START DOCUMENT SEGMENT
In the grey and blue corner: JPMorgan Chase. In the orange jumpsuit corner: The wonderfully named ex-convict Jesse Krimes. Who on earth should you root for? The bankers or the criminal? Or do you just hope that the roof falls in, knocking them both out?

Before you say “that third option looks pretty good to me” let’s consider the facts of the case.

America’s biggest bank (by assets) in 2008 won a government contract to supply former inmates of federal prisons with pre-paid non refillable debit cards that would allow them to access money that had been earned, or sent to them, while serving their sentences.

A sound idea given the difficulties of adjusting to life outside the prison walls. Ex-prisoners still need to eat, after all. Well done JP then?

Hang on just a sec. Unfortunately. the cards came with a catch. Well, several catches. The terms and conditions were greatly inferior to those on offer to customers on the outside. They included a $10 (£7.50) charge for making a withdrawal at a teller’s window and a $2 fee for using non-network cash machines. The ex-con customers even had to pay 45 cents just to check their balances. That’s the equivalent to maybe two hours labour inside.

With no competing service, the former offenders were in effect being told to take it or leave it.

Aw, boo hoo, is probably the reaction many might have at this point. If you don’t want to do the time don’t do the crime. And if ex cons get turned over by a bank, so what? It might do them good to know how it feels.

The problem is these people had done their time. They’d paid their debts to society. Krimes, an artist based in Philadelphia, had spent six years inside for possession of cocaine with intent to distribute before entering a halfway house. That was when he noticed that the meagre $250 he had to his name was being rapidly eroded, not as a result of any costs he was incurring but as a result of those imposed on him by the bank.

He’s hardly getting rich off the outcome of the lawsuit, which has now settled. JP is paying out $446,822 to reimburse former inmates, plus $250,000 in plaintiff’s fees and costs. Thousands of former prisoners are eligible to share in the settlement which will net them a few dollars each.

But every little helps when you’re on the breadline, and that’s where most prisoners find themselves upon their release.

Incarcerating large numbers of people like the US does, and like the UK does too for that matter, is an economic nonsense. It’s ruinously expensive and produces terrible outcomes given the huge number of people that reoffend after their release and end up back where they started after leaving a trail of misery in their wake. There are better ways to deal with offenders that achieve better results. It’s the one, and just about the only, thing I agree with former Justice Secretary Michael Gove on.

Allowing prisoners to be exploited by banks makes a bad situation worse, heightening the risk of their re-offending by starving them of funds.

Given the facts of the case, I know who I sympathise with. You’ll see me with the part of the crowd waving orange jumpsuits.

It’s hard to believe that bankers have managed to make even former criminals look good. But in this case they have.
END DOCUMENT SEGMENT
START GIVEN INFORMATION
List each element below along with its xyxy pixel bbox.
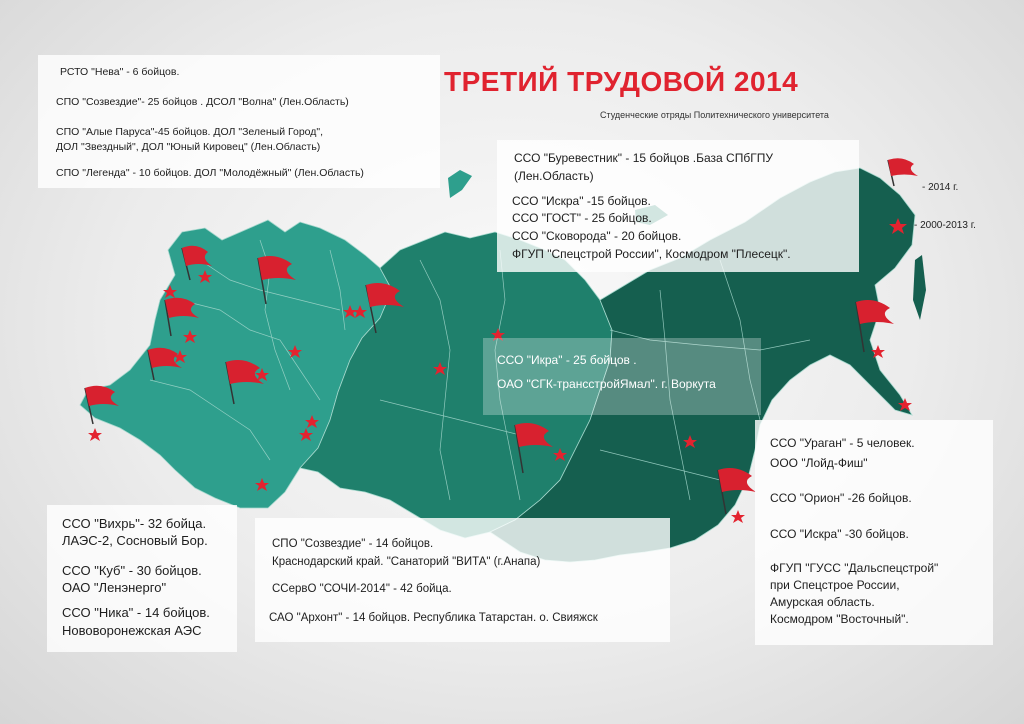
END GIVEN INFORMATION
*GOAL*: Translate this sentence from the text on JPMorgan's prepaid cards for former inmates into Spanish: "With no competing service, the former offenders were in effect being told to take it or leave it." The data shown above have no connection to the text.

*TASK RESULT*: Al no haber ningún servicio de la competencia, a los antiguos delincuentes se les estaba diciendo, en efecto, que lo tomaran o lo dejaran.